## Working data
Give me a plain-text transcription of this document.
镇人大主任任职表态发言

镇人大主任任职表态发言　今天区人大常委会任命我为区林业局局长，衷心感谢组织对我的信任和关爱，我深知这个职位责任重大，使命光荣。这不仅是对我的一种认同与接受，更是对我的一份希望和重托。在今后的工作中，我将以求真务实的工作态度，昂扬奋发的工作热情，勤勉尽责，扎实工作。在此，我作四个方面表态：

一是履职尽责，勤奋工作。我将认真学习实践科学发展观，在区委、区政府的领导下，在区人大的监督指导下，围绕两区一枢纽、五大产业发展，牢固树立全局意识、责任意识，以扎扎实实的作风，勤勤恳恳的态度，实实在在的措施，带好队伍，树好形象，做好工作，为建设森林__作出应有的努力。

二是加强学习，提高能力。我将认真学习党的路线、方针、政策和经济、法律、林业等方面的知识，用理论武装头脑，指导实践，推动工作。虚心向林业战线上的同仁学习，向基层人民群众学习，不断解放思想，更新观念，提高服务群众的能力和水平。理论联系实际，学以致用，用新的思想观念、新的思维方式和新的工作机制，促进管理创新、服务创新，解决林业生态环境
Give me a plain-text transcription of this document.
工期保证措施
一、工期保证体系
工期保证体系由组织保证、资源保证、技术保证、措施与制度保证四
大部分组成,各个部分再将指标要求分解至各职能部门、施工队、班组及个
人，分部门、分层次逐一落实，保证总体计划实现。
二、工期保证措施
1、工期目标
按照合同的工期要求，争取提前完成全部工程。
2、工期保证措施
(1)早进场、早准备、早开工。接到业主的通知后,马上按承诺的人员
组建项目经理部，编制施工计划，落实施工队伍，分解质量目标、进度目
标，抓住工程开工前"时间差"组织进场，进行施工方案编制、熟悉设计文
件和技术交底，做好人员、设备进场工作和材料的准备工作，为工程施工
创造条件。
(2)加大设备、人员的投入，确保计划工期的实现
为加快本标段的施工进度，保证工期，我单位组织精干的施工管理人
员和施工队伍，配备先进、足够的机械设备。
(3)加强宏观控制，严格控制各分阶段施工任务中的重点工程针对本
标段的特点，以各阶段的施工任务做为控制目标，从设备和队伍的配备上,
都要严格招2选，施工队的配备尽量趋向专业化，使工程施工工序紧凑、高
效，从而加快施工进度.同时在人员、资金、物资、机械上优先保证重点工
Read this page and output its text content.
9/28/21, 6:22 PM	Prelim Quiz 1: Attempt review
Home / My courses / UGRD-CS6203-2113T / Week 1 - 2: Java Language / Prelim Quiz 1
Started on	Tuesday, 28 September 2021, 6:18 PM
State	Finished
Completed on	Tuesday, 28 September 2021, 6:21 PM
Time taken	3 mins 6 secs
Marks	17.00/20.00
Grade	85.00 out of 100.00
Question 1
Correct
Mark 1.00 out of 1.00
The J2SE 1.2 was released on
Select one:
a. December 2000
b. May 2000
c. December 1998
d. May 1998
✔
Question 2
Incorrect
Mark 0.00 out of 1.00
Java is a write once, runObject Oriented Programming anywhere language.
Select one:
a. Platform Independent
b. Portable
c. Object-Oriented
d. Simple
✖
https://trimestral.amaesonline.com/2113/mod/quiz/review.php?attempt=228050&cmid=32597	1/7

## Task details
Extract each line from the entries above that contains the string "review".

## The completed task
9/28/21, 6:22 PM	Prelim Quiz 1: Attempt review
https://trimestral.amaesonline.com/2113/mod/quiz/review.php?attempt=228050&cmid=32597	1/7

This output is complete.